▶ Problem to solve
Quote the records beneath, complete and exact. Leave out images.

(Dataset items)
○ ○ ○ ○ ○ ○ ○

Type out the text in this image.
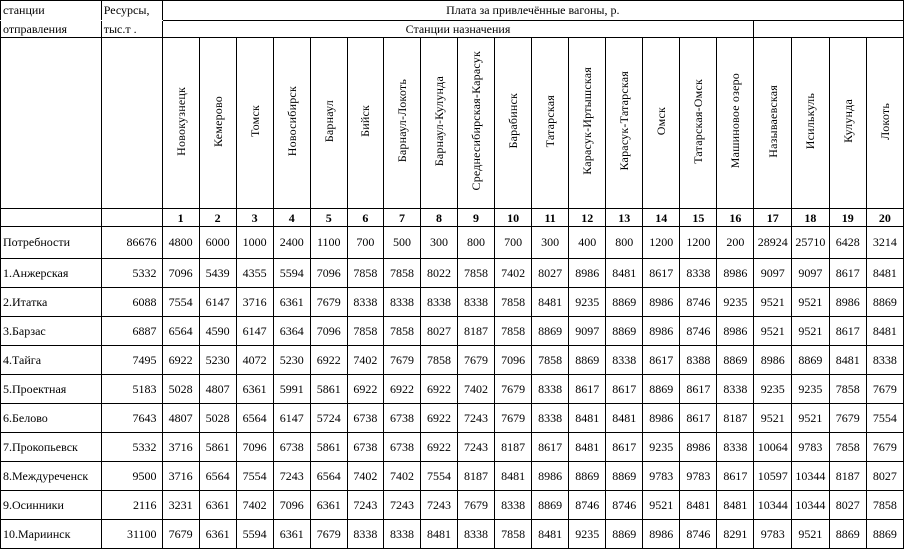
станции	Ресурсы,	Плата за привлечённые вагоны, р.																			
отправления	тыс.т .	Станции назначения																			
		Новокузнецк	Кемерово	Томск	Новосибирск	Барнаул	Бийск	Барнаул-Локоть	Барнаул-Кулунда	Среднесибирская-Карасук	Барабинск	Татарская	Карасук-Иртышская	Карасук-Татарская	Омск	Татарская-Омск	Машиновое озеро	Называевская	Исилькуль	Кулунда	Локоть
		1	2	3	4	5	6	7	8	9	10	11	12	13	14	15	16	17	18	19	20
Потребности	86676	4800	6000	1000	2400	1100	700	500	300	800	700	300	400	800	1200	1200	200	28924	25710	6428	3214
1.Анжерская	5332	7096	5439	4355	5594	7096	7858	7858	8022	7858	7402	8027	8986	8481	8617	8338	8986	9097	9097	8617	8481
2.Итатка	6088	7554	6147	3716	6361	7679	8338	8338	8338	8338	7858	8481	9235	8869	8986	8746	9235	9521	9521	8986	8869
3.Барзас	6887	6564	4590	6147	6364	7096	7858	7858	8027	8187	7858	8869	9097	8869	8986	8746	8986	9521	9521	8617	8481
4.Тайга	7495	6922	5230	4072	5230	6922	7402	7679	7858	7679	7096	7858	8869	8338	8617	8388	8869	8986	8869	8481	8338
5.Проектная	5183	5028	4807	6361	5991	5861	6922	6922	6922	7402	7679	8338	8617	8617	8869	8617	8338	9235	9235	7858	7679
6.Белово	7643	4807	5028	6564	6147	5724	6738	6738	6922	7243	7679	8338	8481	8481	8986	8617	8187	9521	9521	7679	7554
7.Прокопьевск	5332	3716	5861	7096	6738	5861	6738	6738	6922	7243	8187	8617	8481	8617	9235	8986	8338	10064	9783	7858	7679
8.Междуреченск	9500	3716	6564	7554	7243	6564	7402	7402	7554	8187	8481	8986	8869	8869	9783	9783	8617	10597	10344	8187	8027
9.Осинники	2116	3231	6361	7402	7096	6361	7243	7243	7243	7679	8338	8869	8746	8746	9521	8481	8481	10344	10344	8027	7858
10.Мариинск	31100	7679	6361	5594	6361	7679	8338	8338	8481	8338	7858	8481	9235	8869	8986	8746	8291	9783	9521	8869	8869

○ ○ ○ ○ ○ ○ ○

▶ Solution to the exercise
Type out the text in this image.
станции	Ресурсы,	Плата за привлечённые вагоны, р.																			
отправления	тыс.т .	Станции назначения																			
		Новокузнецк	Кемерово	Томск	Новосибирск	Барнаул	Бийск	Барнаул-Локоть	Барнаул-Кулунда	Среднесибирская-Карасук	Барабинск	Татарская	Карасук-Иртышская	Карасук-Татарская	Омск	Татарская-Омск	Машиновое озеро	Называевская	Исилькуль	Кулунда	Локоть
		1	2	3	4	5	6	7	8	9	10	11	12	13	14	15	16	17	18	19	20
Потребности	86676	4800	6000	1000	2400	1100	700	500	300	800	700	300	400	800	1200	1200	200	28924	25710	6428	3214
1.Анжерская	5332	7096	5439	4355	5594	7096	7858	7858	8022	7858	7402	8027	8986	8481	8617	8338	8986	9097	9097	8617	8481
2.Итатка	6088	7554	6147	3716	6361	7679	8338	8338	8338	8338	7858	8481	9235	8869	8986	8746	9235	9521	9521	8986	8869
3.Барзас	6887	6564	4590	6147	6364	7096	7858	7858	8027	8187	7858	8869	9097	8869	8986	8746	8986	9521	9521	8617	8481
4.Тайга	7495	6922	5230	4072	5230	6922	7402	7679	7858	7679	7096	7858	8869	8338	8617	8388	8869	8986	8869	8481	8338
5.Проектная	5183	5028	4807	6361	5991	5861	6922	6922	6922	7402	7679	8338	8617	8617	8869	8617	8338	9235	9235	7858	7679
6.Белово	7643	4807	5028	6564	6147	5724	6738	6738	6922	7243	7679	8338	8481	8481	8986	8617	8187	9521	9521	7679	7554
7.Прокопьевск	5332	3716	5861	7096	6738	5861	6738	6738	6922	7243	8187	8617	8481	8617	9235	8986	8338	10064	9783	7858	7679
8.Междуреченск	9500	3716	6564	7554	7243	6564	7402	7402	7554	8187	8481	8986	8869	8869	9783	9783	8617	10597	10344	8187	8027
9.Осинники	2116	3231	6361	7402	7096	6361	7243	7243	7243	7679	8338	8869	8746	8746	9521	8481	8481	10344	10344	8027	7858
10.Мариинск	31100	7679	6361	5594	6361	7679	8338	8338	8481	8338	7858	8481	9235	8869	8986	8746	8291	9783	9521	8869	8869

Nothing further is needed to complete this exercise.